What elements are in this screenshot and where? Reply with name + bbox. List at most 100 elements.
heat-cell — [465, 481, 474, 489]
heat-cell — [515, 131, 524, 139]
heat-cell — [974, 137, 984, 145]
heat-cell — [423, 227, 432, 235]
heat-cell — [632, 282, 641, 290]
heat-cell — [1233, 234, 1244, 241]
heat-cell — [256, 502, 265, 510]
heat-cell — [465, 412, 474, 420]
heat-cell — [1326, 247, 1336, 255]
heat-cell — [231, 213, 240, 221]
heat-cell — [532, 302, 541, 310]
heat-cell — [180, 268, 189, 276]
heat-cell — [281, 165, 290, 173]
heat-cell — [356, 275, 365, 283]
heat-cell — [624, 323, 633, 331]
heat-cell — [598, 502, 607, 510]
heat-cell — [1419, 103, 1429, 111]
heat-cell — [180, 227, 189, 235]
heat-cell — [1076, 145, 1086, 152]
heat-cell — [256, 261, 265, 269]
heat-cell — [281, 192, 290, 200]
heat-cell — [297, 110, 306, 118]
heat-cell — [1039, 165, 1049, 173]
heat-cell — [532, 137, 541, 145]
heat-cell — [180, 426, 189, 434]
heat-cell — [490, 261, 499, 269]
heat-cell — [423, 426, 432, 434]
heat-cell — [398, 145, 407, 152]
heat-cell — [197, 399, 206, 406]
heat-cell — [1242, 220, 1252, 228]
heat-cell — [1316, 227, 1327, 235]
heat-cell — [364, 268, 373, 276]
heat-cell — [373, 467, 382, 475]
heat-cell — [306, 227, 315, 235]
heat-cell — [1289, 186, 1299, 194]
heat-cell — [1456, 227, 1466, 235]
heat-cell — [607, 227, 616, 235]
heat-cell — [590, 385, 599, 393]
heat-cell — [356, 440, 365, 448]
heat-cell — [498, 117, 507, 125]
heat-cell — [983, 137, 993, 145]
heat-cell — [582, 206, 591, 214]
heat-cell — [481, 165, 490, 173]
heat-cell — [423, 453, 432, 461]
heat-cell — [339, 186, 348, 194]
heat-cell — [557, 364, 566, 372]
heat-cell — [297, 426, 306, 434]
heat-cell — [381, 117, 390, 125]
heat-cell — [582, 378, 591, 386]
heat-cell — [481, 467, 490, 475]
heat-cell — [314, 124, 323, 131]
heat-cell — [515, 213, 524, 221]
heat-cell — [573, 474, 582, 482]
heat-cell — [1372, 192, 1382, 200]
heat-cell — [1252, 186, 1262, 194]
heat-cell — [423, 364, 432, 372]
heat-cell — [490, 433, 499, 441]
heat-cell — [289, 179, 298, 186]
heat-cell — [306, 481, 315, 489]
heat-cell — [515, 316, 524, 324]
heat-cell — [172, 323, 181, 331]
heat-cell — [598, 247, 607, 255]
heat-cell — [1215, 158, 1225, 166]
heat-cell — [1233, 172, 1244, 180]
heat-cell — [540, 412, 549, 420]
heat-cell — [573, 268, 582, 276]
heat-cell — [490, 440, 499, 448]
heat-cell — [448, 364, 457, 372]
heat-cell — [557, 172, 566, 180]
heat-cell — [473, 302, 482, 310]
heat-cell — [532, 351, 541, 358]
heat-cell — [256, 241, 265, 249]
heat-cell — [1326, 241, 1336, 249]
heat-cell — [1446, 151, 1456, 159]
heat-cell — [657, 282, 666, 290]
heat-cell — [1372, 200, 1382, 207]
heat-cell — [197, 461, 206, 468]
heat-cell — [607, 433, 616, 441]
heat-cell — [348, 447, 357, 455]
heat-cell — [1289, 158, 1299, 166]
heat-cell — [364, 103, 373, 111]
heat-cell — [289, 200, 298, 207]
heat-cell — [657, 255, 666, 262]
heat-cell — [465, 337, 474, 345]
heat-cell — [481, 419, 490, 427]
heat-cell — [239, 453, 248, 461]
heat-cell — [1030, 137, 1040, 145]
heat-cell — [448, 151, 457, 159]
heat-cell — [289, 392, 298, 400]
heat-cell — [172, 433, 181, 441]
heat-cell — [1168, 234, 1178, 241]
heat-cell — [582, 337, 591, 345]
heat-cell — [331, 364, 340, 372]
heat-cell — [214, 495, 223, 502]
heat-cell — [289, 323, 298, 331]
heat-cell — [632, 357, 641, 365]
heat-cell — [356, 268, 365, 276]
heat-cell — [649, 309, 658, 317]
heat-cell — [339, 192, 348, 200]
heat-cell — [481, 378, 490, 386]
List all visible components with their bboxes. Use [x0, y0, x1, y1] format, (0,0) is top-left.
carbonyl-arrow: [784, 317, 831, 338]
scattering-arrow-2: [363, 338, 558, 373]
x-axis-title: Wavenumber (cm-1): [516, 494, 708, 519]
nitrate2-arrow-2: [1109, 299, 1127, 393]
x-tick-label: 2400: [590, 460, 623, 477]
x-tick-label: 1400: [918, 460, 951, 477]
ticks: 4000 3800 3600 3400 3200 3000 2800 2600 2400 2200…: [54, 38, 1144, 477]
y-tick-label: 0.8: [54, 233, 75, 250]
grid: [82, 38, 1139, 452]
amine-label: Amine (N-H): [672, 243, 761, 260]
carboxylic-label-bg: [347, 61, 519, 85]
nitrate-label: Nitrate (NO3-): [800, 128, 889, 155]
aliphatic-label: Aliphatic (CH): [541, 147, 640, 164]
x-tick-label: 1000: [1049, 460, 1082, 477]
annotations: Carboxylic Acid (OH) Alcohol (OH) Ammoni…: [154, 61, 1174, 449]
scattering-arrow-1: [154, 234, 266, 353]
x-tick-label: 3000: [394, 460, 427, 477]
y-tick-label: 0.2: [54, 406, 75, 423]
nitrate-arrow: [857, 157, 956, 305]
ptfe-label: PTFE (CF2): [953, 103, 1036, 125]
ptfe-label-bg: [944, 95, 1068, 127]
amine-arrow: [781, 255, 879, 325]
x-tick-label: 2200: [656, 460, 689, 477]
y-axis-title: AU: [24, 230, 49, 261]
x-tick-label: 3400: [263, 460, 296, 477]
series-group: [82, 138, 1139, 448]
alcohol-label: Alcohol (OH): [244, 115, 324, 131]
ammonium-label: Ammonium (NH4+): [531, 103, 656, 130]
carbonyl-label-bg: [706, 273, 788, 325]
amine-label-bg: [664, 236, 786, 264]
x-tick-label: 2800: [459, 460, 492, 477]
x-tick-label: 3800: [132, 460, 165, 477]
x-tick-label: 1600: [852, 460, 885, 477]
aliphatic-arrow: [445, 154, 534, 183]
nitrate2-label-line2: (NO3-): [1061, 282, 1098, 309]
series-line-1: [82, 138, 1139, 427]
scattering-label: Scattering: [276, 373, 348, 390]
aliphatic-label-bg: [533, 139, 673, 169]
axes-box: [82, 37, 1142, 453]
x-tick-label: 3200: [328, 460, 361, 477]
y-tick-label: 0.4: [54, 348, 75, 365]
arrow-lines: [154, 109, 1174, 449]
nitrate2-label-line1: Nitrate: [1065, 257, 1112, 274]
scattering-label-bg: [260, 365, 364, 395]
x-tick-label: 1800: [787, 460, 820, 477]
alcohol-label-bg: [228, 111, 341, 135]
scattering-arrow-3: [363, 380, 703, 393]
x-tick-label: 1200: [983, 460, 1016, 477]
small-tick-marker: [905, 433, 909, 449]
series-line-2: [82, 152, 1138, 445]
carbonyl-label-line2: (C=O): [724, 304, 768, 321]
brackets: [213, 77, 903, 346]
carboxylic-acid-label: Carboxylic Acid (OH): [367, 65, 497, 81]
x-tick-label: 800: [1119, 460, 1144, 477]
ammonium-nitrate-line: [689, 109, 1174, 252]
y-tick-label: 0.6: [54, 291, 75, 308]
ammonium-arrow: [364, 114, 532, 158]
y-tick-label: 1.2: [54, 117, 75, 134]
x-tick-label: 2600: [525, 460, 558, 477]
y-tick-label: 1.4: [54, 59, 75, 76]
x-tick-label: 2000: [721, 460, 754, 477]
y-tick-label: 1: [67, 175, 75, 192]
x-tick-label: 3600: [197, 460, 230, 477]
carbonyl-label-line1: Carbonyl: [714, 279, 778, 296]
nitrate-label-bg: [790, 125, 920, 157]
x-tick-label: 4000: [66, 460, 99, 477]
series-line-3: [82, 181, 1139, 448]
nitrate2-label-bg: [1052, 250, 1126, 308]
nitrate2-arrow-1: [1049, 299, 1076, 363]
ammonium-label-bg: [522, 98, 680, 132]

============================================================

Replace "heat-cell" with "grid-cell" in the records, starting at the first line and ending after the line that contains "heat-cell — [180, 268, 189, 276]". Leave everything else unchanged and return only those lines.

What elements are in this screenshot and where? Reply with name + bbox. List at most 100 elements.
grid-cell — [465, 481, 474, 489]
grid-cell — [515, 131, 524, 139]
grid-cell — [974, 137, 984, 145]
grid-cell — [423, 227, 432, 235]
grid-cell — [632, 282, 641, 290]
grid-cell — [1233, 234, 1244, 241]
grid-cell — [256, 502, 265, 510]
grid-cell — [465, 412, 474, 420]
grid-cell — [1326, 247, 1336, 255]
grid-cell — [231, 213, 240, 221]
grid-cell — [532, 302, 541, 310]
grid-cell — [180, 268, 189, 276]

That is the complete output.